◆ **Exercise**: The records below must be reproduced exactly. Strip out the pictures.

*** Opening of Exercise data ***

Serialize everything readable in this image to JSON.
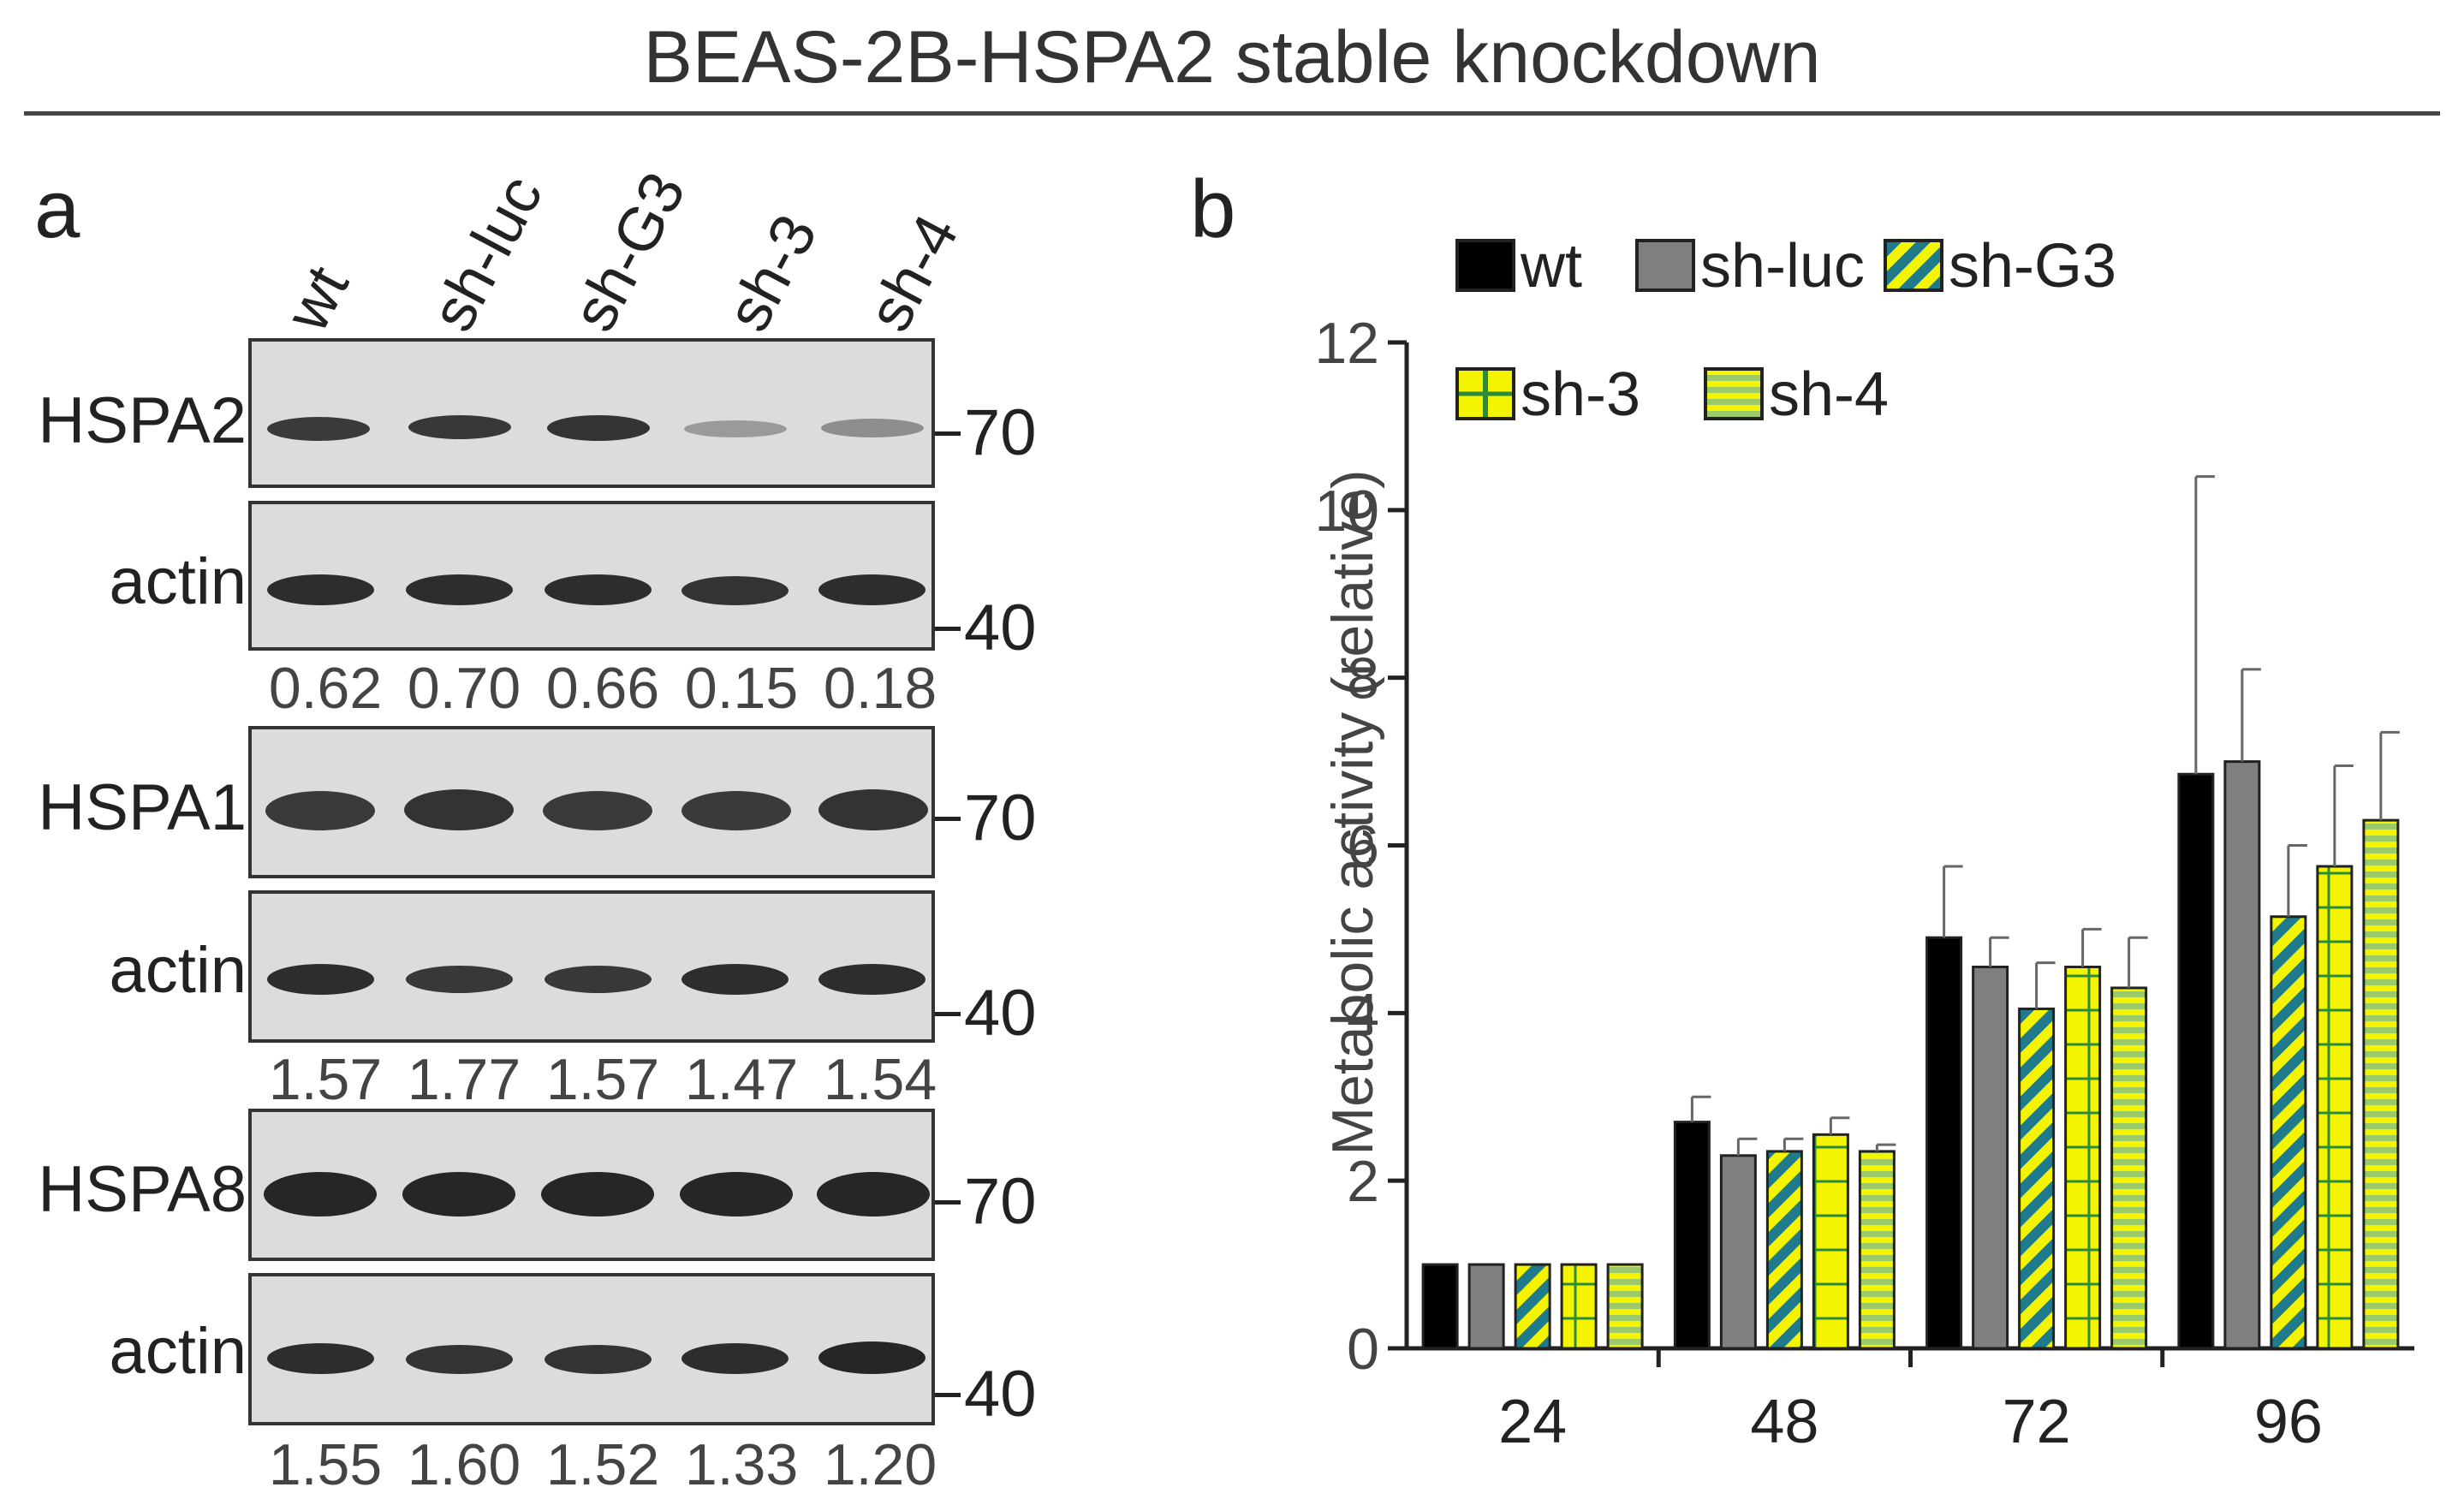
{
  "figure": {
    "title": "BEAS-2B-HSPA2 stable knockdown",
    "panel_a_label": "a",
    "panel_b_label": "b"
  },
  "blot": {
    "lanes": [
      "wt",
      "sh-luc",
      "sh-G3",
      "sh-3",
      "sh-4"
    ],
    "groups": [
      {
        "protein": "HSPA2",
        "loading": "actin",
        "protein_mw": "70",
        "loading_mw": "40",
        "ratios": [
          "0.62",
          "0.70",
          "0.66",
          "0.15",
          "0.18"
        ]
      },
      {
        "protein": "HSPA1",
        "loading": "actin",
        "protein_mw": "70",
        "loading_mw": "40",
        "ratios": [
          "1.57",
          "1.77",
          "1.57",
          "1.47",
          "1.54"
        ]
      },
      {
        "protein": "HSPA8",
        "loading": "actin",
        "protein_mw": "70",
        "loading_mw": "40",
        "ratios": [
          "1.55",
          "1.60",
          "1.52",
          "1.33",
          "1.20"
        ]
      }
    ]
  },
  "chart_data": {
    "type": "bar",
    "title": "",
    "xlabel": "",
    "ylabel": "Metabolic activity (relative)",
    "ylim": [
      0,
      12
    ],
    "yticks": [
      0,
      2,
      4,
      6,
      8,
      10,
      12
    ],
    "categories": [
      "24",
      "48",
      "72",
      "96"
    ],
    "legend_placement": "top",
    "series": [
      {
        "name": "wt",
        "pattern": "solid-black",
        "values": [
          1.0,
          2.7,
          4.9,
          6.85
        ],
        "errors": [
          0.0,
          0.3,
          0.85,
          3.55
        ]
      },
      {
        "name": "sh-luc",
        "pattern": "solid-gray",
        "values": [
          1.0,
          2.3,
          4.55,
          7.0
        ],
        "errors": [
          0.0,
          0.2,
          0.35,
          1.1
        ]
      },
      {
        "name": "sh-G3",
        "pattern": "diagonal-teal",
        "values": [
          1.0,
          2.35,
          4.05,
          5.15
        ],
        "errors": [
          0.0,
          0.15,
          0.55,
          0.85
        ]
      },
      {
        "name": "sh-3",
        "pattern": "grid-yellow",
        "values": [
          1.0,
          2.55,
          4.55,
          5.75
        ],
        "errors": [
          0.0,
          0.2,
          0.45,
          1.2
        ]
      },
      {
        "name": "sh-4",
        "pattern": "hstripe-green",
        "values": [
          1.0,
          2.35,
          4.3,
          6.3
        ],
        "errors": [
          0.0,
          0.08,
          0.6,
          1.05
        ]
      }
    ],
    "colors": {
      "black": "#000000",
      "gray": "#7f7f7f",
      "yellow": "#f4f400",
      "teal": "#1f7a8c",
      "green": "#9cc96a"
    }
  }
}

*** Close of Exercise data ***

◆ **Solved exercise**:
Serialize everything readable in this image to JSON.
{
  "figure": {
    "title": "BEAS-2B-HSPA2 stable knockdown",
    "panel_a_label": "a",
    "panel_b_label": "b"
  },
  "blot": {
    "lanes": [
      "wt",
      "sh-luc",
      "sh-G3",
      "sh-3",
      "sh-4"
    ],
    "groups": [
      {
        "protein": "HSPA2",
        "loading": "actin",
        "protein_mw": "70",
        "loading_mw": "40",
        "ratios": [
          "0.62",
          "0.70",
          "0.66",
          "0.15",
          "0.18"
        ]
      },
      {
        "protein": "HSPA1",
        "loading": "actin",
        "protein_mw": "70",
        "loading_mw": "40",
        "ratios": [
          "1.57",
          "1.77",
          "1.57",
          "1.47",
          "1.54"
        ]
      },
      {
        "protein": "HSPA8",
        "loading": "actin",
        "protein_mw": "70",
        "loading_mw": "40",
        "ratios": [
          "1.55",
          "1.60",
          "1.52",
          "1.33",
          "1.20"
        ]
      }
    ]
  },
  "chart_data": {
    "type": "bar",
    "title": "",
    "xlabel": "",
    "ylabel": "Metabolic activity (relative)",
    "ylim": [
      0,
      12
    ],
    "yticks": [
      0,
      2,
      4,
      6,
      8,
      10,
      12
    ],
    "categories": [
      "24",
      "48",
      "72",
      "96"
    ],
    "legend_placement": "top",
    "series": [
      {
        "name": "wt",
        "pattern": "solid-black",
        "values": [
          1.0,
          2.7,
          4.9,
          6.85
        ],
        "errors": [
          0.0,
          0.3,
          0.85,
          3.55
        ]
      },
      {
        "name": "sh-luc",
        "pattern": "solid-gray",
        "values": [
          1.0,
          2.3,
          4.55,
          7.0
        ],
        "errors": [
          0.0,
          0.2,
          0.35,
          1.1
        ]
      },
      {
        "name": "sh-G3",
        "pattern": "diagonal-teal",
        "values": [
          1.0,
          2.35,
          4.05,
          5.15
        ],
        "errors": [
          0.0,
          0.15,
          0.55,
          0.85
        ]
      },
      {
        "name": "sh-3",
        "pattern": "grid-yellow",
        "values": [
          1.0,
          2.55,
          4.55,
          5.75
        ],
        "errors": [
          0.0,
          0.2,
          0.45,
          1.2
        ]
      },
      {
        "name": "sh-4",
        "pattern": "hstripe-green",
        "values": [
          1.0,
          2.35,
          4.3,
          6.3
        ],
        "errors": [
          0.0,
          0.08,
          0.6,
          1.05
        ]
      }
    ],
    "colors": {
      "black": "#000000",
      "gray": "#7f7f7f",
      "yellow": "#f4f400",
      "teal": "#1f7a8c",
      "green": "#9cc96a"
    }
  }
}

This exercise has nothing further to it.